**TASK DIRECTIONS:** Reproduce the whole listing, character for character.

##############################

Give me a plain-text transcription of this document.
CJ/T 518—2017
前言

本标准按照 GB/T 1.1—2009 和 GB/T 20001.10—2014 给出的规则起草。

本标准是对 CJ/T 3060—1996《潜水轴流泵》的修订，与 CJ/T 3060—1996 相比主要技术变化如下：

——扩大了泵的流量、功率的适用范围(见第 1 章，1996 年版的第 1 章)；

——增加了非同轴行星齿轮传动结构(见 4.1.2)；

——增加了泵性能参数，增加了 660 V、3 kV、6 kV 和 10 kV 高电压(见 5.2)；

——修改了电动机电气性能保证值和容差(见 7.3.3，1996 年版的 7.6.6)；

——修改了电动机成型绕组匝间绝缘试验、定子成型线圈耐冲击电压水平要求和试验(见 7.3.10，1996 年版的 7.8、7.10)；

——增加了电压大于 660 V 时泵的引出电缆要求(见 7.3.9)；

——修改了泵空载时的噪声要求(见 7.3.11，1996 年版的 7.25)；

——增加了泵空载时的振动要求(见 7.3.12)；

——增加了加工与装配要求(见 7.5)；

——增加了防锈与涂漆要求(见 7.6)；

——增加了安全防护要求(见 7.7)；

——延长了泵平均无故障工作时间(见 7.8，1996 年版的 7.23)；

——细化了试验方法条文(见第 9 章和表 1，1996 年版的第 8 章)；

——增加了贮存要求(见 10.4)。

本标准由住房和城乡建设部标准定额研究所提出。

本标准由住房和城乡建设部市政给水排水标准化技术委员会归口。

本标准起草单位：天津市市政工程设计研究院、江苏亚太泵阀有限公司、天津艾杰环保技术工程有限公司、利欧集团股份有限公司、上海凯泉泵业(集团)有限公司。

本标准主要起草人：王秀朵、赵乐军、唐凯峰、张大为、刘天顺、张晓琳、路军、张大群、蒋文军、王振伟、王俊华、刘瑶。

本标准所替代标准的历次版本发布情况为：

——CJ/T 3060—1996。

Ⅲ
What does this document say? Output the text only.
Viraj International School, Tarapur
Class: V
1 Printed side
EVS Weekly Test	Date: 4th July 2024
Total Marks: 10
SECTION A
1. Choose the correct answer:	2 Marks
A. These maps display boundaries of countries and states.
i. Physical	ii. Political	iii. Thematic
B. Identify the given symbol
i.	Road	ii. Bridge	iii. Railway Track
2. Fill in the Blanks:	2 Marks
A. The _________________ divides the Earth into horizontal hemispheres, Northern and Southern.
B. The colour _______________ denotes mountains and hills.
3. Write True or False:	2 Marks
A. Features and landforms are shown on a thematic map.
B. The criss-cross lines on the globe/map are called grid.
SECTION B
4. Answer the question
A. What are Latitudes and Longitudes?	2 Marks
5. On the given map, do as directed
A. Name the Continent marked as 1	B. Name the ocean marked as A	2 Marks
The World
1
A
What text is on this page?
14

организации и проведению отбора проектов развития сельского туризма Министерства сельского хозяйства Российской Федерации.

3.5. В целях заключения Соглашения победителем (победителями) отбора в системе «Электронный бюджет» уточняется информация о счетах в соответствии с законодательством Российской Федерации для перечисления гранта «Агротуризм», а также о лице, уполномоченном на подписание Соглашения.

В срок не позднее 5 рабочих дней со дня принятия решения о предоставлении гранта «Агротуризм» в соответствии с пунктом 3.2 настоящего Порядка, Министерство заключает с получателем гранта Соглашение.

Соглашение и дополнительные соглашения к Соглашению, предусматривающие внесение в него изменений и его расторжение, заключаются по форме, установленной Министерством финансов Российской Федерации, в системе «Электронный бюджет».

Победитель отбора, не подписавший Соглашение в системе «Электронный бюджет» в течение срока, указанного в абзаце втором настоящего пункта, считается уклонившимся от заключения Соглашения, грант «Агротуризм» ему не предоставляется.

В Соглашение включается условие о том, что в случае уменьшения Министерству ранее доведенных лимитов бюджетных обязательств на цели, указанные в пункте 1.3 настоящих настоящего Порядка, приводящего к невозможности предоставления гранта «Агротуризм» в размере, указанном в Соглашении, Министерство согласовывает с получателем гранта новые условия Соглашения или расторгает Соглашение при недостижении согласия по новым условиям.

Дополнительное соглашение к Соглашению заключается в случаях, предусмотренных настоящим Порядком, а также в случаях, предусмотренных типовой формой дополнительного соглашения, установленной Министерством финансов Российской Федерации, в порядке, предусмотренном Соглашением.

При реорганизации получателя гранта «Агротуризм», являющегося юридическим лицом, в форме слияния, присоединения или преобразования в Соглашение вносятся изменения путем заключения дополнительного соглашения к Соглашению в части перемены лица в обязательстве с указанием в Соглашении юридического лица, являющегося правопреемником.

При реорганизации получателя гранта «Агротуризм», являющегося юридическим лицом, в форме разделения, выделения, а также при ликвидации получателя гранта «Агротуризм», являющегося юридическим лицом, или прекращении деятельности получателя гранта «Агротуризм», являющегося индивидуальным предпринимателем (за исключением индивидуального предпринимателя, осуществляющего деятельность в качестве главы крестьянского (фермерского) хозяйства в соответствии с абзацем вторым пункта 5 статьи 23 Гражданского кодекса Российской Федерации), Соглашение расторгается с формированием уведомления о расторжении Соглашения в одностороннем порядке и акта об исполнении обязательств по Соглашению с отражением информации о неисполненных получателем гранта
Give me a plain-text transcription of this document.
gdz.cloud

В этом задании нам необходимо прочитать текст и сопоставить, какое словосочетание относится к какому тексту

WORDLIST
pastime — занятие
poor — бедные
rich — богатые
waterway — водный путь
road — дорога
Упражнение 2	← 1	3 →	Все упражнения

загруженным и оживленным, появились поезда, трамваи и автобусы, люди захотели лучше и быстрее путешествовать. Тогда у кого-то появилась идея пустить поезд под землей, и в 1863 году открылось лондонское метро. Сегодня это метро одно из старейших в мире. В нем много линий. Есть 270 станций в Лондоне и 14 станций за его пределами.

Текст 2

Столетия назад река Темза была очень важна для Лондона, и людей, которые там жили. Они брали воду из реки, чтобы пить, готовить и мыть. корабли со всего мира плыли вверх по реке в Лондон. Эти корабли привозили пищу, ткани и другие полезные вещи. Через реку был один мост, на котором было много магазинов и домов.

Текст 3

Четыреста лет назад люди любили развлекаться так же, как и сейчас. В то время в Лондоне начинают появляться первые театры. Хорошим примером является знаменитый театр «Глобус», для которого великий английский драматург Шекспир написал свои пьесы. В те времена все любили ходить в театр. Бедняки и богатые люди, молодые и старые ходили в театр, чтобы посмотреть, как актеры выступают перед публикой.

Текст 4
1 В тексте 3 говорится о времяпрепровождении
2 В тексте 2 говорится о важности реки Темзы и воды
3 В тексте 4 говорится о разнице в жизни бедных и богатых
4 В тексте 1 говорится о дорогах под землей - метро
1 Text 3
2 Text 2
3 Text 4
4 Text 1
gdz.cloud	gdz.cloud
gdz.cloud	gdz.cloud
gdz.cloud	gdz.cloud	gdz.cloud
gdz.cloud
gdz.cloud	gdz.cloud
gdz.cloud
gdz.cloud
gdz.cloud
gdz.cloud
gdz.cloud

##############################

**ANSWER TO THE TASK:**
Give me a plain-text transcription of this document.
CJ/T 518—2017
前言

本标准按照 GB/T 1.1—2009 和 GB/T 20001.10—2014 给出的规则起草。

本标准是对 CJ/T 3060—1996《潜水轴流泵》的修订，与 CJ/T 3060—1996 相比主要技术变化如下：

——扩大了泵的流量、功率的适用范围(见第 1 章，1996 年版的第 1 章)；

——增加了非同轴行星齿轮传动结构(见 4.1.2)；

——增加了泵性能参数，增加了 660 V、3 kV、6 kV 和 10 kV 高电压(见 5.2)；

——修改了电动机电气性能保证值和容差(见 7.3.3，1996 年版的 7.6.6)；

——修改了电动机成型绕组匝间绝缘试验、定子成型线圈耐冲击电压水平要求和试验(见 7.3.10，1996 年版的 7.8、7.10)；

——增加了电压大于 660 V 时泵的引出电缆要求(见 7.3.9)；

——修改了泵空载时的噪声要求(见 7.3.11，1996 年版的 7.25)；

——增加了泵空载时的振动要求(见 7.3.12)；

——增加了加工与装配要求(见 7.5)；

——增加了防锈与涂漆要求(见 7.6)；

——增加了安全防护要求(见 7.7)；

——延长了泵平均无故障工作时间(见 7.8，1996 年版的 7.23)；

——细化了试验方法条文(见第 9 章和表 1，1996 年版的第 8 章)；

——增加了贮存要求(见 10.4)。

本标准由住房和城乡建设部标准定额研究所提出。

本标准由住房和城乡建设部市政给水排水标准化技术委员会归口。

本标准起草单位：天津市市政工程设计研究院、江苏亚太泵阀有限公司、天津艾杰环保技术工程有限公司、利欧集团股份有限公司、上海凯泉泵业(集团)有限公司。

本标准主要起草人：王秀朵、赵乐军、唐凯峰、张大为、刘天顺、张晓琳、路军、张大群、蒋文军、王振伟、王俊华、刘瑶。

本标准所替代标准的历次版本发布情况为：

——CJ/T 3060—1996。

Ⅲ
What does this document say? Output the text only.
Viraj International School, Tarapur
Class: V
1 Printed side
EVS Weekly Test	Date: 4th July 2024
Total Marks: 10
SECTION A
1. Choose the correct answer:	2 Marks
A. These maps display boundaries of countries and states.
i. Physical	ii. Political	iii. Thematic
B. Identify the given symbol
i.	Road	ii. Bridge	iii. Railway Track
2. Fill in the Blanks:	2 Marks
A. The _________________ divides the Earth into horizontal hemispheres, Northern and Southern.
B. The colour _______________ denotes mountains and hills.
3. Write True or False:	2 Marks
A. Features and landforms are shown on a thematic map.
B. The criss-cross lines on the globe/map are called grid.
SECTION B
4. Answer the question
A. What are Latitudes and Longitudes?	2 Marks
5. On the given map, do as directed
A. Name the Continent marked as 1	B. Name the ocean marked as A	2 Marks
The World
1
A
What text is on this page?
14

организации и проведению отбора проектов развития сельского туризма Министерства сельского хозяйства Российской Федерации.

3.5. В целях заключения Соглашения победителем (победителями) отбора в системе «Электронный бюджет» уточняется информация о счетах в соответствии с законодательством Российской Федерации для перечисления гранта «Агротуризм», а также о лице, уполномоченном на подписание Соглашения.

В срок не позднее 5 рабочих дней со дня принятия решения о предоставлении гранта «Агротуризм» в соответствии с пунктом 3.2 настоящего Порядка, Министерство заключает с получателем гранта Соглашение.

Соглашение и дополнительные соглашения к Соглашению, предусматривающие внесение в него изменений и его расторжение, заключаются по форме, установленной Министерством финансов Российской Федерации, в системе «Электронный бюджет».

Победитель отбора, не подписавший Соглашение в системе «Электронный бюджет» в течение срока, указанного в абзаце втором настоящего пункта, считается уклонившимся от заключения Соглашения, грант «Агротуризм» ему не предоставляется.

В Соглашение включается условие о том, что в случае уменьшения Министерству ранее доведенных лимитов бюджетных обязательств на цели, указанные в пункте 1.3 настоящих настоящего Порядка, приводящего к невозможности предоставления гранта «Агротуризм» в размере, указанном в Соглашении, Министерство согласовывает с получателем гранта новые условия Соглашения или расторгает Соглашение при недостижении согласия по новым условиям.

Дополнительное соглашение к Соглашению заключается в случаях, предусмотренных настоящим Порядком, а также в случаях, предусмотренных типовой формой дополнительного соглашения, установленной Министерством финансов Российской Федерации, в порядке, предусмотренном Соглашением.

При реорганизации получателя гранта «Агротуризм», являющегося юридическим лицом, в форме слияния, присоединения или преобразования в Соглашение вносятся изменения путем заключения дополнительного соглашения к Соглашению в части перемены лица в обязательстве с указанием в Соглашении юридического лица, являющегося правопреемником.

При реорганизации получателя гранта «Агротуризм», являющегося юридическим лицом, в форме разделения, выделения, а также при ликвидации получателя гранта «Агротуризм», являющегося юридическим лицом, или прекращении деятельности получателя гранта «Агротуризм», являющегося индивидуальным предпринимателем (за исключением индивидуального предпринимателя, осуществляющего деятельность в качестве главы крестьянского (фермерского) хозяйства в соответствии с абзацем вторым пункта 5 статьи 23 Гражданского кодекса Российской Федерации), Соглашение расторгается с формированием уведомления о расторжении Соглашения в одностороннем порядке и акта об исполнении обязательств по Соглашению с отражением информации о неисполненных получателем гранта
Give me a plain-text transcription of this document.
gdz.cloud

В этом задании нам необходимо прочитать текст и сопоставить, какое словосочетание относится к какому тексту

WORDLIST
pastime — занятие
poor — бедные
rich — богатые
waterway — водный путь
road — дорога
Упражнение 2	← 1	3 →	Все упражнения

загруженным и оживленным, появились поезда, трамваи и автобусы, люди захотели лучше и быстрее путешествовать. Тогда у кого-то появилась идея пустить поезд под землей, и в 1863 году открылось лондонское метро. Сегодня это метро одно из старейших в мире. В нем много линий. Есть 270 станций в Лондоне и 14 станций за его пределами.

Текст 2

Столетия назад река Темза была очень важна для Лондона, и людей, которые там жили. Они брали воду из реки, чтобы пить, готовить и мыть. корабли со всего мира плыли вверх по реке в Лондон. Эти корабли привозили пищу, ткани и другие полезные вещи. Через реку был один мост, на котором было много магазинов и домов.

Текст 3

Четыреста лет назад люди любили развлекаться так же, как и сейчас. В то время в Лондоне начинают появляться первые театры. Хорошим примером является знаменитый театр «Глобус», для которого великий английский драматург Шекспир написал свои пьесы. В те времена все любили ходить в театр. Бедняки и богатые люди, молодые и старые ходили в театр, чтобы посмотреть, как актеры выступают перед публикой.

Текст 4
1 В тексте 3 говорится о времяпрепровождении
2 В тексте 2 говорится о важности реки Темзы и воды
3 В тексте 4 говорится о разнице в жизни бедных и богатых
4 В тексте 1 говорится о дорогах под землей - метро
1 Text 3
2 Text 2
3 Text 4
4 Text 1
gdz.cloud	gdz.cloud
gdz.cloud	gdz.cloud
gdz.cloud	gdz.cloud	gdz.cloud
gdz.cloud
gdz.cloud	gdz.cloud
gdz.cloud
gdz.cloud
gdz.cloud
gdz.cloud
gdz.cloud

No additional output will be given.